__TASK TO COMPLETE__
Omit all images. Transcribe the rest of the material below exactly.

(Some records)
══════════

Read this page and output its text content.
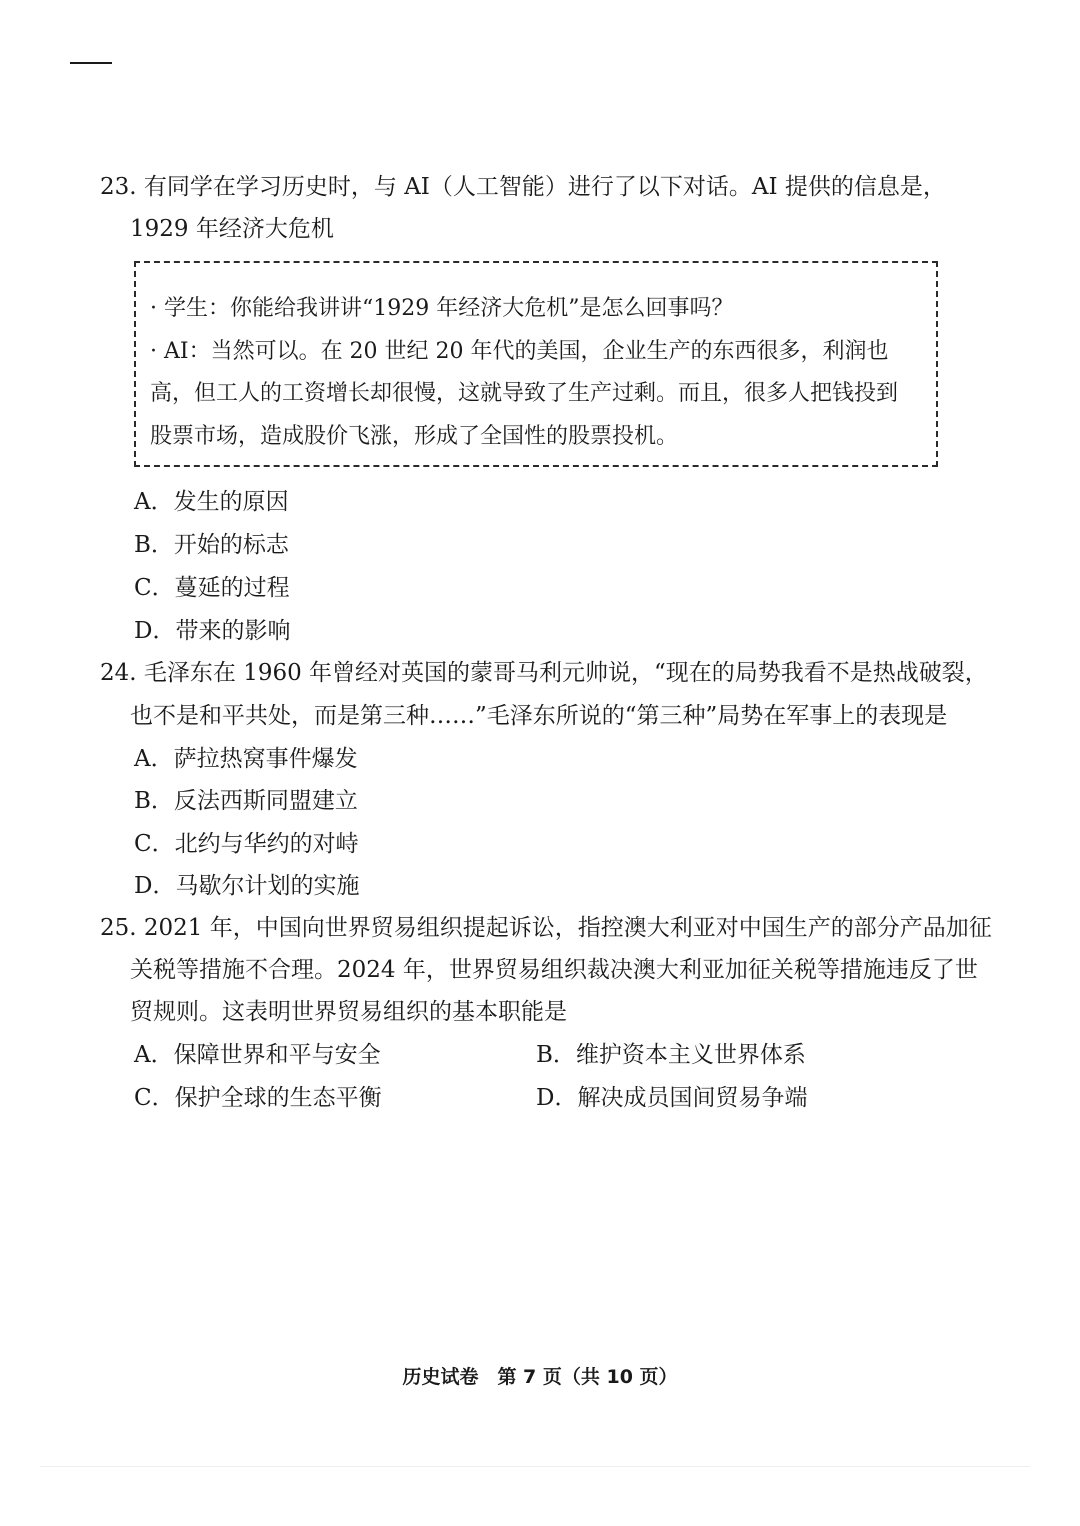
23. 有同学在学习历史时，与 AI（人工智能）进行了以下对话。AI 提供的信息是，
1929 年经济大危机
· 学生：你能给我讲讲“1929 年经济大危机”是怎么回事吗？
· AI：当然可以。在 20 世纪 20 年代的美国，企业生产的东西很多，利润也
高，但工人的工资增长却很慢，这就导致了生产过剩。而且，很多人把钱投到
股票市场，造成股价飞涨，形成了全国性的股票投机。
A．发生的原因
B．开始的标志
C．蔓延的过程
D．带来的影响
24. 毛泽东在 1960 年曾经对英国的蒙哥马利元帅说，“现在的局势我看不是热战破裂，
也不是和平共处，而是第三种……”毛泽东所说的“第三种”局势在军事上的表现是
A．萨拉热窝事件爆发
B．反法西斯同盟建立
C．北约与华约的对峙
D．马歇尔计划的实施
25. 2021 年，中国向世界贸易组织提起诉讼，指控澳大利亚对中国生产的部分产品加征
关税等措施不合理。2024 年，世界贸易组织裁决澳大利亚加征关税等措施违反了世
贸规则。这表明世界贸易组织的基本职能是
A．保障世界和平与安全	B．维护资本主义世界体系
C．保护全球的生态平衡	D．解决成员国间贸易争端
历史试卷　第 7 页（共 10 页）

══════════

__RESPONSE__
Read this page and output its text content.
23. 有同学在学习历史时，与 AI（人工智能）进行了以下对话。AI 提供的信息是，
1929 年经济大危机
· 学生：你能给我讲讲“1929 年经济大危机”是怎么回事吗？
· AI：当然可以。在 20 世纪 20 年代的美国，企业生产的东西很多，利润也
高，但工人的工资增长却很慢，这就导致了生产过剩。而且，很多人把钱投到
股票市场，造成股价飞涨，形成了全国性的股票投机。
A．发生的原因
B．开始的标志
C．蔓延的过程
D．带来的影响
24. 毛泽东在 1960 年曾经对英国的蒙哥马利元帅说，“现在的局势我看不是热战破裂，
也不是和平共处，而是第三种……”毛泽东所说的“第三种”局势在军事上的表现是
A．萨拉热窝事件爆发
B．反法西斯同盟建立
C．北约与华约的对峙
D．马歇尔计划的实施
25. 2021 年，中国向世界贸易组织提起诉讼，指控澳大利亚对中国生产的部分产品加征
关税等措施不合理。2024 年，世界贸易组织裁决澳大利亚加征关税等措施违反了世
贸规则。这表明世界贸易组织的基本职能是
A．保障世界和平与安全	B．维护资本主义世界体系
C．保护全球的生态平衡	D．解决成员国间贸易争端
历史试卷　第 7 页（共 10 页）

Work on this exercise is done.